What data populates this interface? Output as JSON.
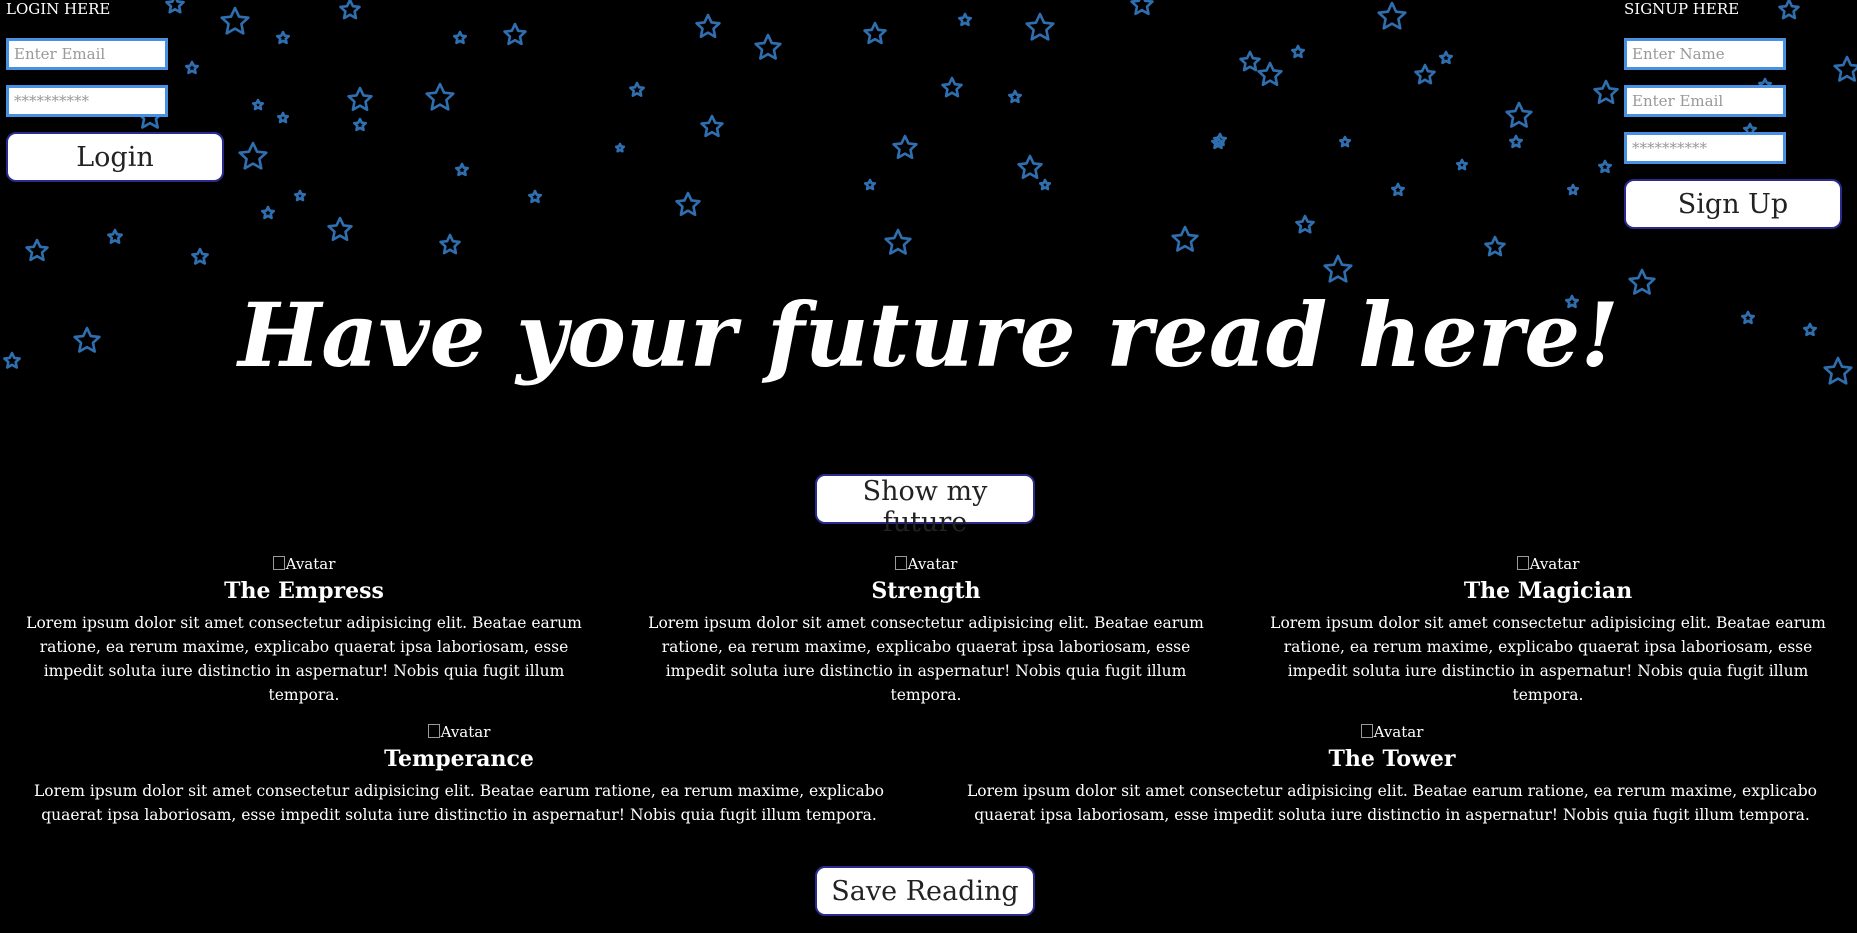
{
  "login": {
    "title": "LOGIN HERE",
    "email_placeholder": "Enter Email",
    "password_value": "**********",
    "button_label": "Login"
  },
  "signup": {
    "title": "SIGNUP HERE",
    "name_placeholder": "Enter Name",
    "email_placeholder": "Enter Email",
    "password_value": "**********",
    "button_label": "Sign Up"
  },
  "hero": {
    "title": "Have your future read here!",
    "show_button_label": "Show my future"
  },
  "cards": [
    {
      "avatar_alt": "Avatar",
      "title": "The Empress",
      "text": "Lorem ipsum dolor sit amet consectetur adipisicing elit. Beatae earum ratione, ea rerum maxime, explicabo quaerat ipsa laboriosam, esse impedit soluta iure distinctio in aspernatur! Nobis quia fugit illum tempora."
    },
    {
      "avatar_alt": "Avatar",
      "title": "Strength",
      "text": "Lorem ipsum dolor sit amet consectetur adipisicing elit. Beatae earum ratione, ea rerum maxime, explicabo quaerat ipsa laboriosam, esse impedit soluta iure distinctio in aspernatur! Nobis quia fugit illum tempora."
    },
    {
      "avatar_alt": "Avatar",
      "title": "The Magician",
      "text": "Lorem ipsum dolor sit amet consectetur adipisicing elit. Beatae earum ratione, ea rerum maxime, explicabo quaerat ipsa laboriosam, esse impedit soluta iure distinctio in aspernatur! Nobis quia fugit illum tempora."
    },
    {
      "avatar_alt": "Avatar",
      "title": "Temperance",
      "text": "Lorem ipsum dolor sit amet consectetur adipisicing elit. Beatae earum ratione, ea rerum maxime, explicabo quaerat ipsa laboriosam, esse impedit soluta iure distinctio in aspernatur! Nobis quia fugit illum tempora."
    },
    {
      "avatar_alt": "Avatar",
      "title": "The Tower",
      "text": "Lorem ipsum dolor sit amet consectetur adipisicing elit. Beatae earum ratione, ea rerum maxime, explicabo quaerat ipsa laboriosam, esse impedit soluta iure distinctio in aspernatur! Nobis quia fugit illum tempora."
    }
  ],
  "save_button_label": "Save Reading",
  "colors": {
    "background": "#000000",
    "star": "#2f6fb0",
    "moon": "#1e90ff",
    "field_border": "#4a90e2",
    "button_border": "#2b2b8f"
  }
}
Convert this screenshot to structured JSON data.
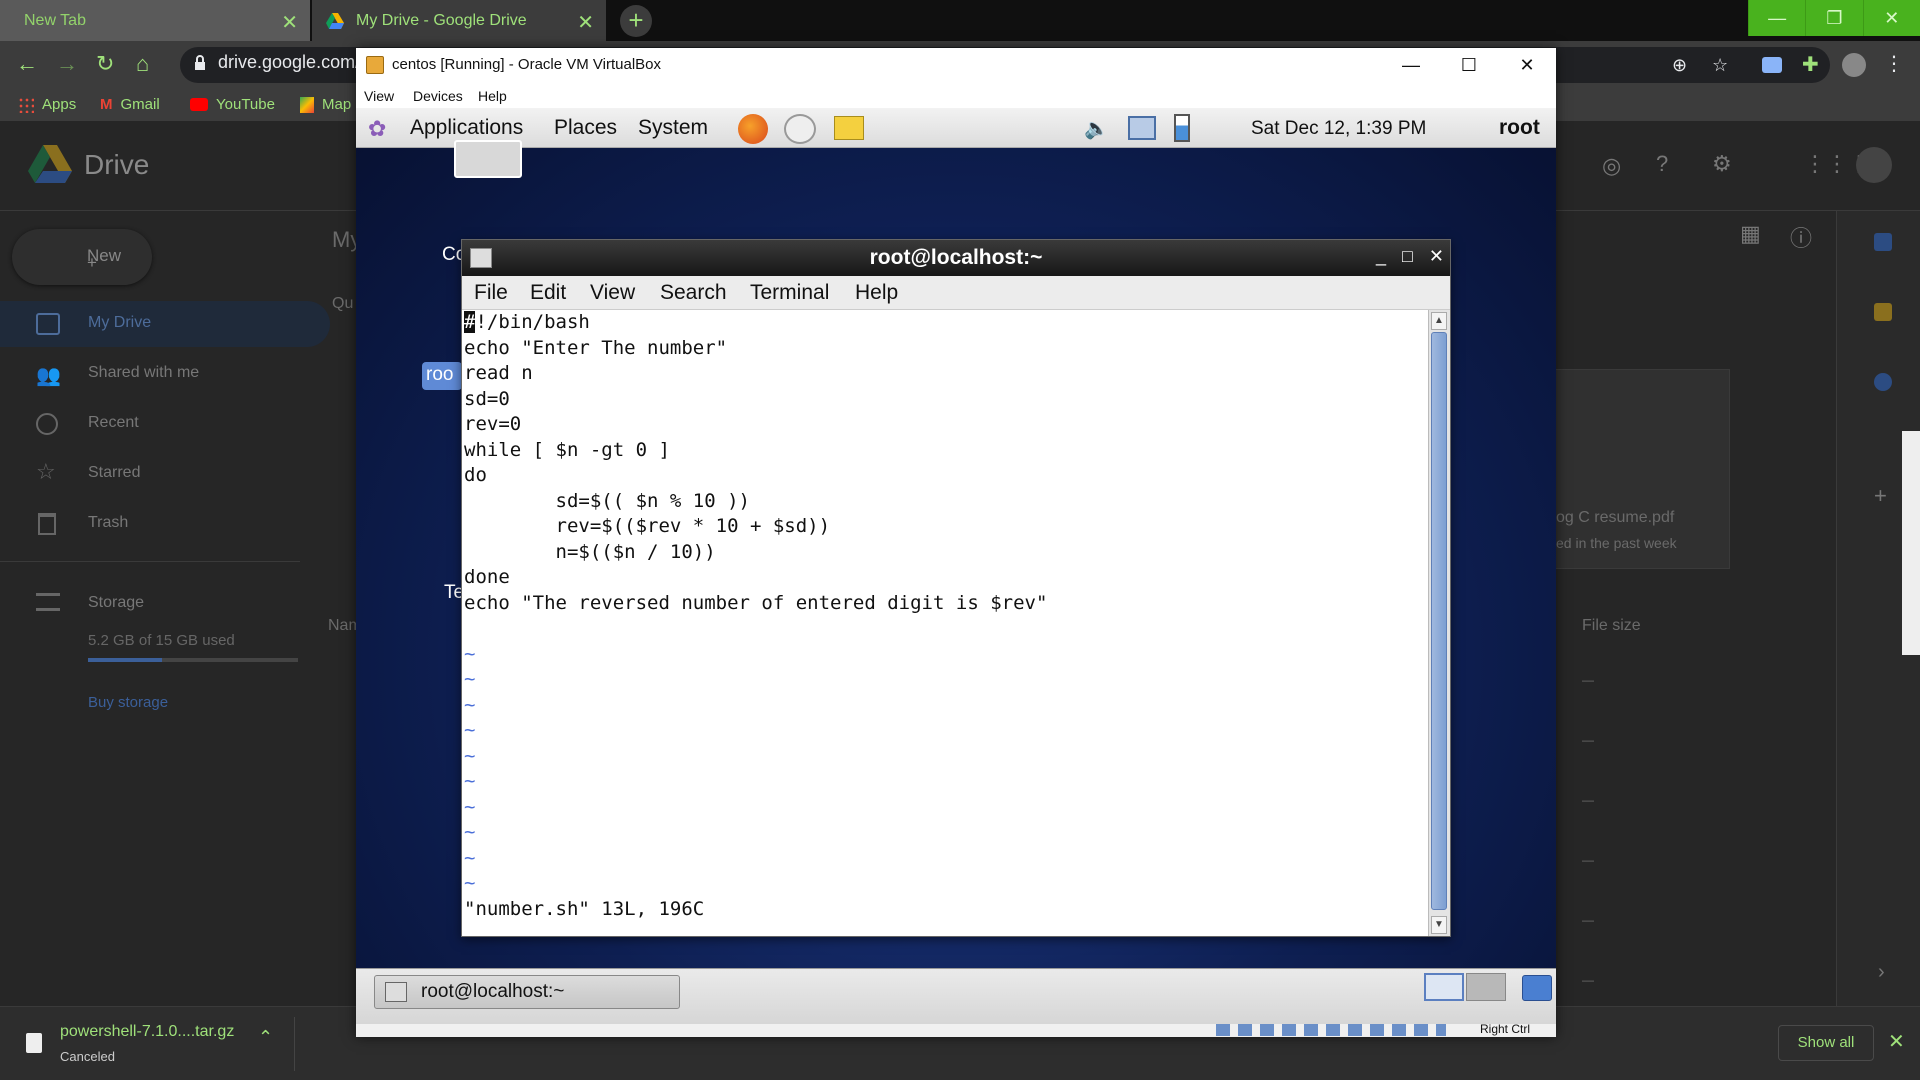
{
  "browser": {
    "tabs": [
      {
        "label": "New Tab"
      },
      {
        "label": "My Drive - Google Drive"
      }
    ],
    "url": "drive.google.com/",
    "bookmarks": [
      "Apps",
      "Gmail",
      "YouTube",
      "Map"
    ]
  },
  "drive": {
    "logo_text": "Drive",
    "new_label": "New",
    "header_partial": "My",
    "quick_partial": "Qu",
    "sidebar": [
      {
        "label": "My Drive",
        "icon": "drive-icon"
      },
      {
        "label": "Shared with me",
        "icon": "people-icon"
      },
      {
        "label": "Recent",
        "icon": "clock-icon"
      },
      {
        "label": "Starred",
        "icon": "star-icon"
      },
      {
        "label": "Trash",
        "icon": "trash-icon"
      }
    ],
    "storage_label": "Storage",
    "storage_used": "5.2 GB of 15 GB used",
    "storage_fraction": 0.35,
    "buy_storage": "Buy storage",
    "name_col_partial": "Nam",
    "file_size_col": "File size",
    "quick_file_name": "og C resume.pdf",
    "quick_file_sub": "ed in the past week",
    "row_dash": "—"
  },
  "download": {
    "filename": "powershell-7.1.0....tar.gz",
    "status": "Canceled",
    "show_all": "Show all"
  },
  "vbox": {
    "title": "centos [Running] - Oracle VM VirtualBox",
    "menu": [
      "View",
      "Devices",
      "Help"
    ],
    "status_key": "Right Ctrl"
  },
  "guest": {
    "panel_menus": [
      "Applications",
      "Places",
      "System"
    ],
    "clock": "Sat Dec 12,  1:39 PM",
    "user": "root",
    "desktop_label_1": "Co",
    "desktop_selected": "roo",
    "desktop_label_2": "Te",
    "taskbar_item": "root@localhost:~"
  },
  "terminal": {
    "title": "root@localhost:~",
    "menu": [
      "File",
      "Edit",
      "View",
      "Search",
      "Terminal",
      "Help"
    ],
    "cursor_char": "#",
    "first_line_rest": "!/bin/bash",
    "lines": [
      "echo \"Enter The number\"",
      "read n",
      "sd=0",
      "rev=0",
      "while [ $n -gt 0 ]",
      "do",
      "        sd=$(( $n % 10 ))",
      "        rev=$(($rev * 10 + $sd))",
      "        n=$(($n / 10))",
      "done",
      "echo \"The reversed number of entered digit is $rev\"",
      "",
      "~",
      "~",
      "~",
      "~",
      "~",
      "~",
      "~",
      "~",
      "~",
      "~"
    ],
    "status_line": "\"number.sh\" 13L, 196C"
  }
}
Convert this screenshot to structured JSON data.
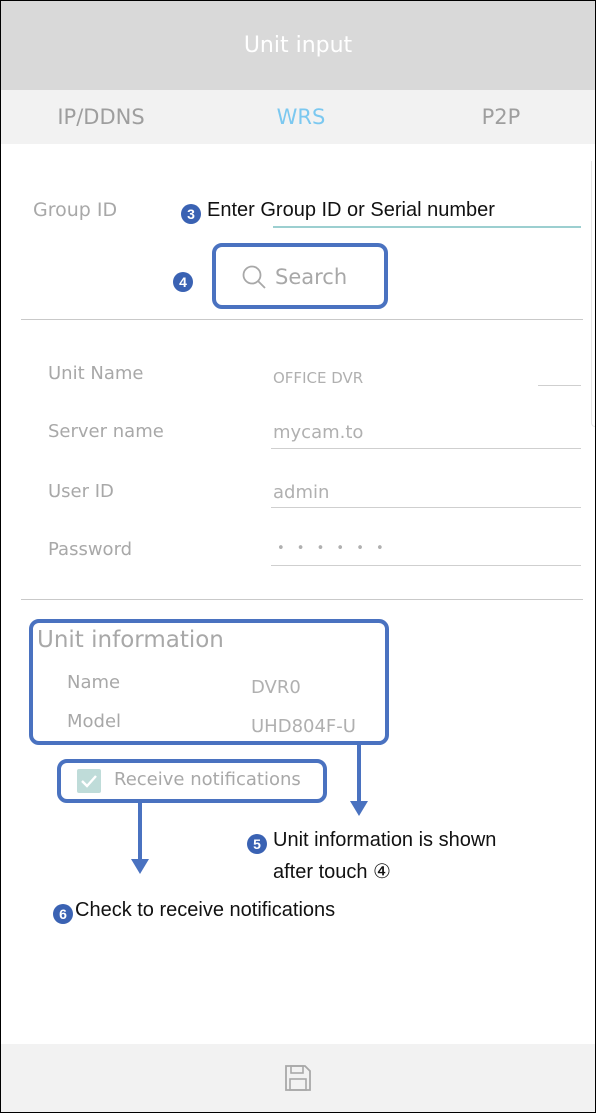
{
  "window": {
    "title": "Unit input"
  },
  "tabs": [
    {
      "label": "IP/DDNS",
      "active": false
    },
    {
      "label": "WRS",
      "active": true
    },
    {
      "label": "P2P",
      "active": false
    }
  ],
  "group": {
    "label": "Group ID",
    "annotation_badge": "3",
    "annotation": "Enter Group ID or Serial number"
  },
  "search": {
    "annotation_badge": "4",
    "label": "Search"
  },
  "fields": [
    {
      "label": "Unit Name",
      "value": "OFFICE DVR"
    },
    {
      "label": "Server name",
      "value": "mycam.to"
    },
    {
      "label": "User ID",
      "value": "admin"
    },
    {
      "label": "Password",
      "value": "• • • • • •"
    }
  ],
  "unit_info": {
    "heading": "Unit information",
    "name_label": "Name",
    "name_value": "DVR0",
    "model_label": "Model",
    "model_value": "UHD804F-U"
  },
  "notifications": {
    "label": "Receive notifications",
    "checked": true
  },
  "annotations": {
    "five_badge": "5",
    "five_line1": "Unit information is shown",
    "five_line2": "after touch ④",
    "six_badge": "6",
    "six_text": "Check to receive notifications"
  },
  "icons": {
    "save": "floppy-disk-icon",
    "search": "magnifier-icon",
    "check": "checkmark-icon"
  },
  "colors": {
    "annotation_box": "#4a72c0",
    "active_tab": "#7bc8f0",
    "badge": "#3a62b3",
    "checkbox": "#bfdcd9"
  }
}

--- Task brief ---
Pictures don't belong in the copy. Restate all the entries exactly.

--- Correct response ---
What data populates this interface? Output as JSON.
{
  "login": {
    "title": "LOGIN HERE",
    "email_placeholder": "Enter Email",
    "password_value": "**********",
    "button_label": "Login"
  },
  "signup": {
    "title": "SIGNUP HERE",
    "name_placeholder": "Enter Name",
    "email_placeholder": "Enter Email",
    "password_value": "**********",
    "button_label": "Sign Up"
  },
  "hero": {
    "title": "Have your future read here!",
    "show_button_label": "Show my future"
  },
  "cards": [
    {
      "avatar_alt": "Avatar",
      "title": "The Empress",
      "text": "Lorem ipsum dolor sit amet consectetur adipisicing elit. Beatae earum ratione, ea rerum maxime, explicabo quaerat ipsa laboriosam, esse impedit soluta iure distinctio in aspernatur! Nobis quia fugit illum tempora."
    },
    {
      "avatar_alt": "Avatar",
      "title": "Strength",
      "text": "Lorem ipsum dolor sit amet consectetur adipisicing elit. Beatae earum ratione, ea rerum maxime, explicabo quaerat ipsa laboriosam, esse impedit soluta iure distinctio in aspernatur! Nobis quia fugit illum tempora."
    },
    {
      "avatar_alt": "Avatar",
      "title": "The Magician",
      "text": "Lorem ipsum dolor sit amet consectetur adipisicing elit. Beatae earum ratione, ea rerum maxime, explicabo quaerat ipsa laboriosam, esse impedit soluta iure distinctio in aspernatur! Nobis quia fugit illum tempora."
    },
    {
      "avatar_alt": "Avatar",
      "title": "Temperance",
      "text": "Lorem ipsum dolor sit amet consectetur adipisicing elit. Beatae earum ratione, ea rerum maxime, explicabo quaerat ipsa laboriosam, esse impedit soluta iure distinctio in aspernatur! Nobis quia fugit illum tempora."
    },
    {
      "avatar_alt": "Avatar",
      "title": "The Tower",
      "text": "Lorem ipsum dolor sit amet consectetur adipisicing elit. Beatae earum ratione, ea rerum maxime, explicabo quaerat ipsa laboriosam, esse impedit soluta iure distinctio in aspernatur! Nobis quia fugit illum tempora."
    }
  ],
  "save_button_label": "Save Reading",
  "colors": {
    "background": "#000000",
    "star": "#2f6fb0",
    "moon": "#1e90ff",
    "field_border": "#4a90e2",
    "button_border": "#2b2b8f"
  }
}
Convert this screenshot to structured JSON data.
{
  "browser": {
    "tabs": [
      {
        "label": "New Tab"
      },
      {
        "label": "My Drive - Google Drive"
      }
    ],
    "url": "drive.google.com/",
    "bookmarks": [
      "Apps",
      "Gmail",
      "YouTube",
      "Map"
    ]
  },
  "drive": {
    "logo_text": "Drive",
    "new_label": "New",
    "header_partial": "My",
    "quick_partial": "Qu",
    "sidebar": [
      {
        "label": "My Drive",
        "icon": "drive-icon"
      },
      {
        "label": "Shared with me",
        "icon": "people-icon"
      },
      {
        "label": "Recent",
        "icon": "clock-icon"
      },
      {
        "label": "Starred",
        "icon": "star-icon"
      },
      {
        "label": "Trash",
        "icon": "trash-icon"
      }
    ],
    "storage_label": "Storage",
    "storage_used": "5.2 GB of 15 GB used",
    "storage_fraction": 0.35,
    "buy_storage": "Buy storage",
    "name_col_partial": "Nam",
    "file_size_col": "File size",
    "quick_file_name": "og C resume.pdf",
    "quick_file_sub": "ed in the past week",
    "row_dash": "—"
  },
  "download": {
    "filename": "powershell-7.1.0....tar.gz",
    "status": "Canceled",
    "show_all": "Show all"
  },
  "vbox": {
    "title": "centos [Running] - Oracle VM VirtualBox",
    "menu": [
      "View",
      "Devices",
      "Help"
    ],
    "status_key": "Right Ctrl"
  },
  "guest": {
    "panel_menus": [
      "Applications",
      "Places",
      "System"
    ],
    "clock": "Sat Dec 12,  1:39 PM",
    "user": "root",
    "desktop_label_1": "Co",
    "desktop_selected": "roo",
    "desktop_label_2": "Te",
    "taskbar_item": "root@localhost:~"
  },
  "terminal": {
    "title": "root@localhost:~",
    "menu": [
      "File",
      "Edit",
      "View",
      "Search",
      "Terminal",
      "Help"
    ],
    "cursor_char": "#",
    "first_line_rest": "!/bin/bash",
    "lines": [
      "echo \"Enter The number\"",
      "read n",
      "sd=0",
      "rev=0",
      "while [ $n -gt 0 ]",
      "do",
      "        sd=$(( $n % 10 ))",
      "        rev=$(($rev * 10 + $sd))",
      "        n=$(($n / 10))",
      "done",
      "echo \"The reversed number of entered digit is $rev\"",
      "",
      "~",
      "~",
      "~",
      "~",
      "~",
      "~",
      "~",
      "~",
      "~",
      "~"
    ],
    "status_line": "\"number.sh\" 13L, 196C"
  }
}
Convert this screenshot to structured JSON data.
{
  "window": {
    "title": "Unit input"
  },
  "tabs": [
    {
      "label": "IP/DDNS",
      "active": false
    },
    {
      "label": "WRS",
      "active": true
    },
    {
      "label": "P2P",
      "active": false
    }
  ],
  "group": {
    "label": "Group ID",
    "annotation_badge": "3",
    "annotation": "Enter Group ID or Serial number"
  },
  "search": {
    "annotation_badge": "4",
    "label": "Search"
  },
  "fields": [
    {
      "label": "Unit Name",
      "value": "OFFICE DVR"
    },
    {
      "label": "Server name",
      "value": "mycam.to"
    },
    {
      "label": "User ID",
      "value": "admin"
    },
    {
      "label": "Password",
      "value": "• • • • • •"
    }
  ],
  "unit_info": {
    "heading": "Unit information",
    "name_label": "Name",
    "name_value": "DVR0",
    "model_label": "Model",
    "model_value": "UHD804F-U"
  },
  "notifications": {
    "label": "Receive notifications",
    "checked": true
  },
  "annotations": {
    "five_badge": "5",
    "five_line1": "Unit information is shown",
    "five_line2": "after touch ④",
    "six_badge": "6",
    "six_text": "Check to receive notifications"
  },
  "icons": {
    "save": "floppy-disk-icon",
    "search": "magnifier-icon",
    "check": "checkmark-icon"
  },
  "colors": {
    "annotation_box": "#4a72c0",
    "active_tab": "#7bc8f0",
    "badge": "#3a62b3",
    "checkbox": "#bfdcd9"
  }
}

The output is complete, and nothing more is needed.